Start GIVEN DATA

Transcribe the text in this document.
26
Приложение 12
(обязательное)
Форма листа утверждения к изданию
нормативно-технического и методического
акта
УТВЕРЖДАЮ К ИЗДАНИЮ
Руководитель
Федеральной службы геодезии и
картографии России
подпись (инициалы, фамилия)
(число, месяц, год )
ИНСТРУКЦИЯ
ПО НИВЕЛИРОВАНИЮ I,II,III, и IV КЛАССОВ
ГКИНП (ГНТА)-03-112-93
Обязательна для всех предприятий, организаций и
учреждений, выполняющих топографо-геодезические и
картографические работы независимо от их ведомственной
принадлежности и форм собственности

End GIVEN DATA

CHALLENGE
Restate the listing in full, word for word.

REPLY TO THE TASK
Transcribe the text in this document.
26
Приложение 12
(обязательное)
Форма листа утверждения к изданию
нормативно-технического и методического
акта
УТВЕРЖДАЮ К ИЗДАНИЮ
Руководитель
Федеральной службы геодезии и
картографии России
подпись (инициалы, фамилия)
(число, месяц, год )
ИНСТРУКЦИЯ
ПО НИВЕЛИРОВАНИЮ I,II,III, и IV КЛАССОВ
ГКИНП (ГНТА)-03-112-93
Обязательна для всех предприятий, организаций и
учреждений, выполняющих топографо-геодезические и
картографические работы независимо от их ведомственной
принадлежности и форм собственности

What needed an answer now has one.